## BEGIN PROVIDED DATA

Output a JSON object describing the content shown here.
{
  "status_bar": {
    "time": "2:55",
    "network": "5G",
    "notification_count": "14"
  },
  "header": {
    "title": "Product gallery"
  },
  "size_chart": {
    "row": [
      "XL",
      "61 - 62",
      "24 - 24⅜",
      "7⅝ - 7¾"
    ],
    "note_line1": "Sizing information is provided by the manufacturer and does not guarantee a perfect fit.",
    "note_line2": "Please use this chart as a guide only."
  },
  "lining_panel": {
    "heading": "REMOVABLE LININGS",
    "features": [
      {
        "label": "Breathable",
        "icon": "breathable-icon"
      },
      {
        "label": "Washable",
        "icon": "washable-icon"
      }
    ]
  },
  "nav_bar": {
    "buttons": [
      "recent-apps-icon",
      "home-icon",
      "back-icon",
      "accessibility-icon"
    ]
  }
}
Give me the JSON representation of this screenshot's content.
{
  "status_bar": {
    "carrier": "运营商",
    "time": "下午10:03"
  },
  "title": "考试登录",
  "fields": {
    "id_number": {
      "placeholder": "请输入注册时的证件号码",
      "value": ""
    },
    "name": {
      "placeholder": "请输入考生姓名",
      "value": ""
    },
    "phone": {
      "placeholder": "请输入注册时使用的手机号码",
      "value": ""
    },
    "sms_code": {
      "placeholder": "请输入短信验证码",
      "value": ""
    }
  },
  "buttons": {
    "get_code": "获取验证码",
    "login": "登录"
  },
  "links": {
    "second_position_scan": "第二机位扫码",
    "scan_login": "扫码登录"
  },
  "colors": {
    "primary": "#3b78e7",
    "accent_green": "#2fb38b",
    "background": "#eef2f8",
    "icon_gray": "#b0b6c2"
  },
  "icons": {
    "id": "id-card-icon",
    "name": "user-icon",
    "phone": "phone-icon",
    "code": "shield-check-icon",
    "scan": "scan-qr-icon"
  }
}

## END PROVIDED DATA

Here, the records must be output exactly and in full.

Output a JSON object describing the content shown here.
{
  "status_bar": {
    "time": "2:55",
    "network": "5G",
    "notification_count": "14"
  },
  "header": {
    "title": "Product gallery"
  },
  "size_chart": {
    "row": [
      "XL",
      "61 - 62",
      "24 - 24⅜",
      "7⅝ - 7¾"
    ],
    "note_line1": "Sizing information is provided by the manufacturer and does not guarantee a perfect fit.",
    "note_line2": "Please use this chart as a guide only."
  },
  "lining_panel": {
    "heading": "REMOVABLE LININGS",
    "features": [
      {
        "label": "Breathable",
        "icon": "breathable-icon"
      },
      {
        "label": "Washable",
        "icon": "washable-icon"
      }
    ]
  },
  "nav_bar": {
    "buttons": [
      "recent-apps-icon",
      "home-icon",
      "back-icon",
      "accessibility-icon"
    ]
  }
}
Give me the JSON representation of this screenshot's content.
{
  "status_bar": {
    "carrier": "运营商",
    "time": "下午10:03"
  },
  "title": "考试登录",
  "fields": {
    "id_number": {
      "placeholder": "请输入注册时的证件号码",
      "value": ""
    },
    "name": {
      "placeholder": "请输入考生姓名",
      "value": ""
    },
    "phone": {
      "placeholder": "请输入注册时使用的手机号码",
      "value": ""
    },
    "sms_code": {
      "placeholder": "请输入短信验证码",
      "value": ""
    }
  },
  "buttons": {
    "get_code": "获取验证码",
    "login": "登录"
  },
  "links": {
    "second_position_scan": "第二机位扫码",
    "scan_login": "扫码登录"
  },
  "colors": {
    "primary": "#3b78e7",
    "accent_green": "#2fb38b",
    "background": "#eef2f8",
    "icon_gray": "#b0b6c2"
  },
  "icons": {
    "id": "id-card-icon",
    "name": "user-icon",
    "phone": "phone-icon",
    "code": "shield-check-icon",
    "scan": "scan-qr-icon"
  }
}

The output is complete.